**Exercise materials**
==========

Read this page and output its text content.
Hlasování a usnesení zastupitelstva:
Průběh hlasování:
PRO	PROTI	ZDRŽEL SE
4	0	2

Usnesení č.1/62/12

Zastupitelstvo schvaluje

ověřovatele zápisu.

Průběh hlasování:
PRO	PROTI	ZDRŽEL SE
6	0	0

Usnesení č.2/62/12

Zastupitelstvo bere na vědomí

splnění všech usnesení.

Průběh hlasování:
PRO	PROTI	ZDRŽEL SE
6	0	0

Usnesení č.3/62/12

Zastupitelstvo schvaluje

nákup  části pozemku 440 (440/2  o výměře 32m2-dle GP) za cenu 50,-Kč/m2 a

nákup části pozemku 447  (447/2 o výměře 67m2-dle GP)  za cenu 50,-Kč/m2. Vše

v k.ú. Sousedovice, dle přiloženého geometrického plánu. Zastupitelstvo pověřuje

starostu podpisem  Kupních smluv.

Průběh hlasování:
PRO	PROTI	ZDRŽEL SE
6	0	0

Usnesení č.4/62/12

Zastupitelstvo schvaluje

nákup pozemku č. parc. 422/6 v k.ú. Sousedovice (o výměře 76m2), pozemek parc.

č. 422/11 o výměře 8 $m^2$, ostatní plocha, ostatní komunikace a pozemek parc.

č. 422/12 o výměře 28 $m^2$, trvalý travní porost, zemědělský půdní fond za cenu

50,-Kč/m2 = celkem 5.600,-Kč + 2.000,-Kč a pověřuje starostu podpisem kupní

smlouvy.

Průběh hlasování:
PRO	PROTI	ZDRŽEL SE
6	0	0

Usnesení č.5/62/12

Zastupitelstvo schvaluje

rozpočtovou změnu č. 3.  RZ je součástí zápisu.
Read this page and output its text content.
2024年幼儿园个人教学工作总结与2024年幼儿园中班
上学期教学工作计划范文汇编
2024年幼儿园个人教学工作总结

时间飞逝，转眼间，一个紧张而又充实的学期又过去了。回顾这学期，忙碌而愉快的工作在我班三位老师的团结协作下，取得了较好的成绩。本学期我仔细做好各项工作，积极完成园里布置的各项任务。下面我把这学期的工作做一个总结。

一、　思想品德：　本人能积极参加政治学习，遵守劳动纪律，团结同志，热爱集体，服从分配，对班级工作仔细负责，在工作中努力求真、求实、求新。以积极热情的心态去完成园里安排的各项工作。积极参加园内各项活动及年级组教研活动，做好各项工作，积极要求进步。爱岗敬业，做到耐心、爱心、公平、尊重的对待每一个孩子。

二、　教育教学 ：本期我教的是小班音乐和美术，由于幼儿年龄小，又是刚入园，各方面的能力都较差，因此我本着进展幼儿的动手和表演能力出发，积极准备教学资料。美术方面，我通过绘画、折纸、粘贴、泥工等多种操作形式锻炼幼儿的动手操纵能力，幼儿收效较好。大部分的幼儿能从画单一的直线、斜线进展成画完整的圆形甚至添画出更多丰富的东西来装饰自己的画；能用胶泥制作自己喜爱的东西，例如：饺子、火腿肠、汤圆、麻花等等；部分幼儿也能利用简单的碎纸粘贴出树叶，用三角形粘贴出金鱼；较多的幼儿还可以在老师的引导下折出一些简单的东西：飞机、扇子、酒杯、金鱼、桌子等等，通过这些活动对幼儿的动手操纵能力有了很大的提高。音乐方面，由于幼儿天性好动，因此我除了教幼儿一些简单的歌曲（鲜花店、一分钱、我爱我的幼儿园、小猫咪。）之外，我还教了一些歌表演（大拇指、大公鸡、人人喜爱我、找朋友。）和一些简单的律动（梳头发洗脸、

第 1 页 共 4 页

==========

**Your goal**
Read through the entries and copy every line that includes "pozemku".

**Correct response**
nákup  části pozemku 440 (440/2  o výměře 32m2-dle GP) za cenu 50,-Kč/m2 a
nákup části pozemku 447  (447/2 o výměře 67m2-dle GP)  za cenu 50,-Kč/m2. Vše
nákup pozemku č. parc. 422/6 v k.ú. Sousedovice (o výměře 76m2), pozemek parc.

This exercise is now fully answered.